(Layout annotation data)

* start *

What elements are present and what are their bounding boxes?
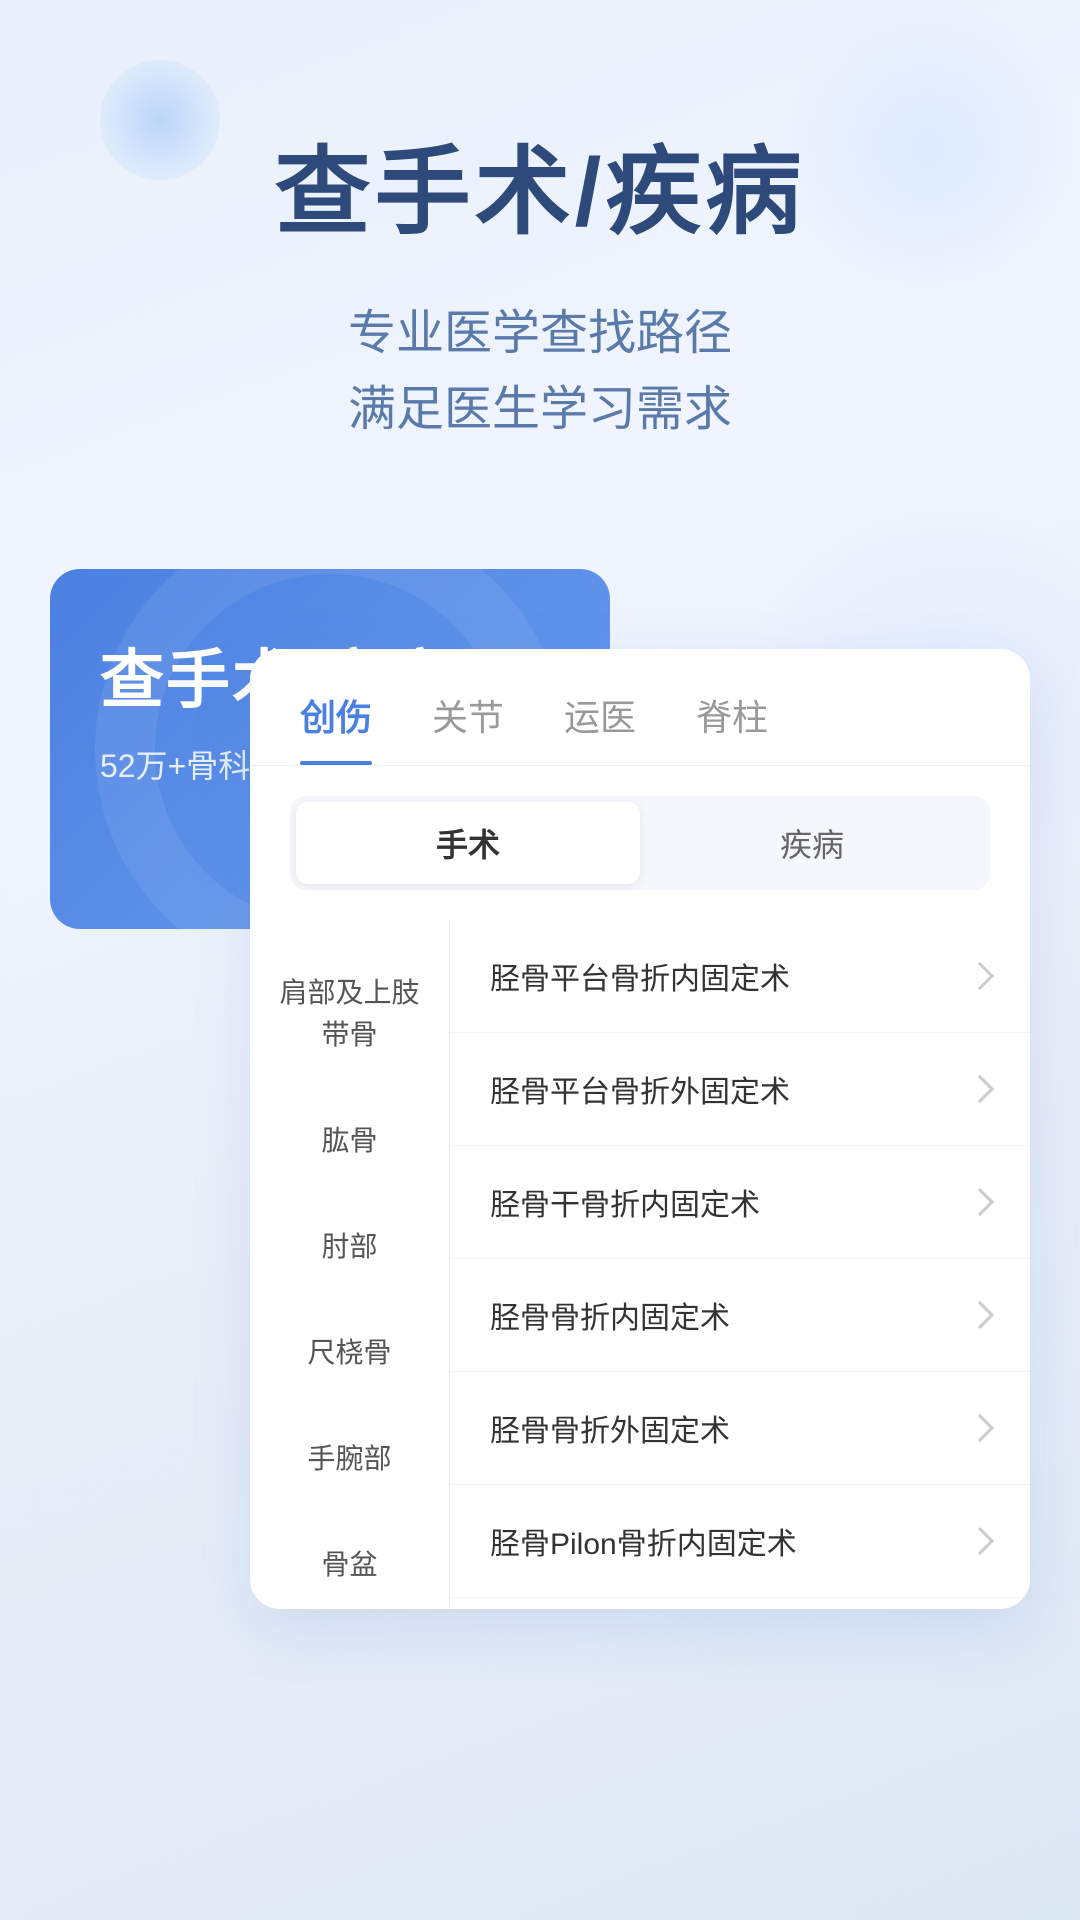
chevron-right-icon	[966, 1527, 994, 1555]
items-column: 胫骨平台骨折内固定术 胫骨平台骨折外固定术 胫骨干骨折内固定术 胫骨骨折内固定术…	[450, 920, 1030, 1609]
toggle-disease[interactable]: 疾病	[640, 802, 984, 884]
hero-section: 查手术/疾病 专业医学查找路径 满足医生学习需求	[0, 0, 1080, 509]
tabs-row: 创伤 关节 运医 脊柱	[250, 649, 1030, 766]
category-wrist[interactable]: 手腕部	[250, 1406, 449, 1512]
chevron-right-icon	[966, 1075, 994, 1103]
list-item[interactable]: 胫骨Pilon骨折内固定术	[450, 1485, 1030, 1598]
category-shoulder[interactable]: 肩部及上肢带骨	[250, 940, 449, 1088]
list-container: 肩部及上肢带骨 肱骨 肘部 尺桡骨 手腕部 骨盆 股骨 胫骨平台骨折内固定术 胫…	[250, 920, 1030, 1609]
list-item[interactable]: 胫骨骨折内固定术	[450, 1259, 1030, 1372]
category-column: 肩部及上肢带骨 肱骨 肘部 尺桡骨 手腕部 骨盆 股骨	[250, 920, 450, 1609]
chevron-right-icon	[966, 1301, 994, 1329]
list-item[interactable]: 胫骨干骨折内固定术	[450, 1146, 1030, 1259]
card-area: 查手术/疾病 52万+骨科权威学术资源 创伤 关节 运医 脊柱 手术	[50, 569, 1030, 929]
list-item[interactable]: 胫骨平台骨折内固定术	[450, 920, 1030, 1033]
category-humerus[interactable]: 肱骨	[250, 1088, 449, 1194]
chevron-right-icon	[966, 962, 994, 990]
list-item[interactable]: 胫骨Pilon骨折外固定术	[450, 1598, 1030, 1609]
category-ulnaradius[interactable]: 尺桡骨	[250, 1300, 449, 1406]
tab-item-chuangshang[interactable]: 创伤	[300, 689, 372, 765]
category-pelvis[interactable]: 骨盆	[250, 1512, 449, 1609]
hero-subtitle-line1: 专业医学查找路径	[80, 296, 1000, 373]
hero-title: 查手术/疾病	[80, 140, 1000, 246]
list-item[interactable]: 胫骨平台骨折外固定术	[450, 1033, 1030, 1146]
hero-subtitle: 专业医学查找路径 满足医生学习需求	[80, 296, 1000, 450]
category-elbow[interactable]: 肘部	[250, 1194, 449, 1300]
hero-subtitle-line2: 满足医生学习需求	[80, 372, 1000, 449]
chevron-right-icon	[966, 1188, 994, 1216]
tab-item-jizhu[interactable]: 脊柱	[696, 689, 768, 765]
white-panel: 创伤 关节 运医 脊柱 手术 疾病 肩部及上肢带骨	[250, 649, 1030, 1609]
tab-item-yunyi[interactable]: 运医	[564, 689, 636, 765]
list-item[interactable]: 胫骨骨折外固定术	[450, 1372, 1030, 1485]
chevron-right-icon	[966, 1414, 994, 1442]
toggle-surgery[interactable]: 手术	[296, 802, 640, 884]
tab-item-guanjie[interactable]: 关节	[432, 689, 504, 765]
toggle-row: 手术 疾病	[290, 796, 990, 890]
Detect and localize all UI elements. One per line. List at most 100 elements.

* end *
* start *

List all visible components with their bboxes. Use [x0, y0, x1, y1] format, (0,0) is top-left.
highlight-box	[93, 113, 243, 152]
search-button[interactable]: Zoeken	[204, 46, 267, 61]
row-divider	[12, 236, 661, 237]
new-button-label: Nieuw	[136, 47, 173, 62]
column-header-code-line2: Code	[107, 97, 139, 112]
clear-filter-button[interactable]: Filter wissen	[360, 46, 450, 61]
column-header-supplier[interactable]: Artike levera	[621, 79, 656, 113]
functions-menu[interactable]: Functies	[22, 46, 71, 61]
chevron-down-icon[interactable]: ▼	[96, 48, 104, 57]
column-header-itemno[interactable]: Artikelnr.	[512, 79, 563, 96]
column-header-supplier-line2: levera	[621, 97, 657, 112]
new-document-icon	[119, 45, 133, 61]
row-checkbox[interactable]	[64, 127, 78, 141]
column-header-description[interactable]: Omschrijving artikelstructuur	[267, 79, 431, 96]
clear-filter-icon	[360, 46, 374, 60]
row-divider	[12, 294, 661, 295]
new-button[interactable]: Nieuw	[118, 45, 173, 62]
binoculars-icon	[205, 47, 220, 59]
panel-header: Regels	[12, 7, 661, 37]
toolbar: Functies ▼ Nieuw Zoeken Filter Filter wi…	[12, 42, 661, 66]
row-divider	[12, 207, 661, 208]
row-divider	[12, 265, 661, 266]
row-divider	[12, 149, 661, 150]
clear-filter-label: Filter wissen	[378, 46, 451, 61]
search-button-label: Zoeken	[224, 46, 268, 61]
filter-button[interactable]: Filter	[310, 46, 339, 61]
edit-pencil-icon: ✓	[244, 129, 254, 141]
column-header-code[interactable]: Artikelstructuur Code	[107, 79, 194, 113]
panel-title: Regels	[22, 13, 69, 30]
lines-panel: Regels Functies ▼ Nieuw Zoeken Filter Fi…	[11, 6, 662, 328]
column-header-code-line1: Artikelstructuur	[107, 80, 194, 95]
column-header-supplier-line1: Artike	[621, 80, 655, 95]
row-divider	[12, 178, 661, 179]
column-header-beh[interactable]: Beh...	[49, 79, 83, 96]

* end *

[WHAT TO DO]:
Please repeat the part of the rows that opens with the line containing "1527, 994, 1555]" and closes with the line containing "940, 449, 1088]", including both of those lines.

[RESPONSE]:
chevron-right-icon	[966, 1527, 994, 1555]
items-column: 胫骨平台骨折内固定术 胫骨平台骨折外固定术 胫骨干骨折内固定术 胫骨骨折内固定术…	[450, 920, 1030, 1609]
toggle-disease[interactable]: 疾病	[640, 802, 984, 884]
hero-section: 查手术/疾病 专业医学查找路径 满足医生学习需求	[0, 0, 1080, 509]
tabs-row: 创伤 关节 运医 脊柱	[250, 649, 1030, 766]
category-wrist[interactable]: 手腕部	[250, 1406, 449, 1512]
chevron-right-icon	[966, 1075, 994, 1103]
list-item[interactable]: 胫骨Pilon骨折内固定术	[450, 1485, 1030, 1598]
category-shoulder[interactable]: 肩部及上肢带骨	[250, 940, 449, 1088]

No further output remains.